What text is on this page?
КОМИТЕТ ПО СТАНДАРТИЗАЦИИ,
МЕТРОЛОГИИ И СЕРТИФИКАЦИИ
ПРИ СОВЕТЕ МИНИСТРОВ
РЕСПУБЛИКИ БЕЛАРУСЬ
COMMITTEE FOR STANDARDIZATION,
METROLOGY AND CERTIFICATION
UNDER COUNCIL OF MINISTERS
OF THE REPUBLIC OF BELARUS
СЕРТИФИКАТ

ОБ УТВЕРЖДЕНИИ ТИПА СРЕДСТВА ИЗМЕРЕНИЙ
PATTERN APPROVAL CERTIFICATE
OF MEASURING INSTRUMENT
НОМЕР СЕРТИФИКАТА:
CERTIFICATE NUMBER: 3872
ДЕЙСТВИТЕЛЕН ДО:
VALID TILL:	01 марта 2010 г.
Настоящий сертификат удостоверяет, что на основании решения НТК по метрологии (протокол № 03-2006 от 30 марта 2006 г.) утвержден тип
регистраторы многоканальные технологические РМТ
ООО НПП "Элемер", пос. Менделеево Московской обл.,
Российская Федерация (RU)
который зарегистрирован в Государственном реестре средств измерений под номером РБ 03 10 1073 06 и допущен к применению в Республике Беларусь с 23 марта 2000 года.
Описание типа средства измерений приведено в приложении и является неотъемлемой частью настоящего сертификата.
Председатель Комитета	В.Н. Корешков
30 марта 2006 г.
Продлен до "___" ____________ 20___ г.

☆ ☆ ☆

» Exercise task: Extract the listing in its entirety, matching it exactly.

» Written reply:
What text is on this page?
КОМИТЕТ ПО СТАНДАРТИЗАЦИИ,
МЕТРОЛОГИИ И СЕРТИФИКАЦИИ
ПРИ СОВЕТЕ МИНИСТРОВ
РЕСПУБЛИКИ БЕЛАРУСЬ
COMMITTEE FOR STANDARDIZATION,
METROLOGY AND CERTIFICATION
UNDER COUNCIL OF MINISTERS
OF THE REPUBLIC OF BELARUS
СЕРТИФИКАТ

ОБ УТВЕРЖДЕНИИ ТИПА СРЕДСТВА ИЗМЕРЕНИЙ
PATTERN APPROVAL CERTIFICATE
OF MEASURING INSTRUMENT
НОМЕР СЕРТИФИКАТА:
CERTIFICATE NUMBER: 3872
ДЕЙСТВИТЕЛЕН ДО:
VALID TILL:	01 марта 2010 г.
Настоящий сертификат удостоверяет, что на основании решения НТК по метрологии (протокол № 03-2006 от 30 марта 2006 г.) утвержден тип
регистраторы многоканальные технологические РМТ
ООО НПП "Элемер", пос. Менделеево Московской обл.,
Российская Федерация (RU)
который зарегистрирован в Государственном реестре средств измерений под номером РБ 03 10 1073 06 и допущен к применению в Республике Беларусь с 23 марта 2000 года.
Описание типа средства измерений приведено в приложении и является неотъемлемой частью настоящего сертификата.
Председатель Комитета	В.Н. Корешков
30 марта 2006 г.
Продлен до "___" ____________ 20___ г.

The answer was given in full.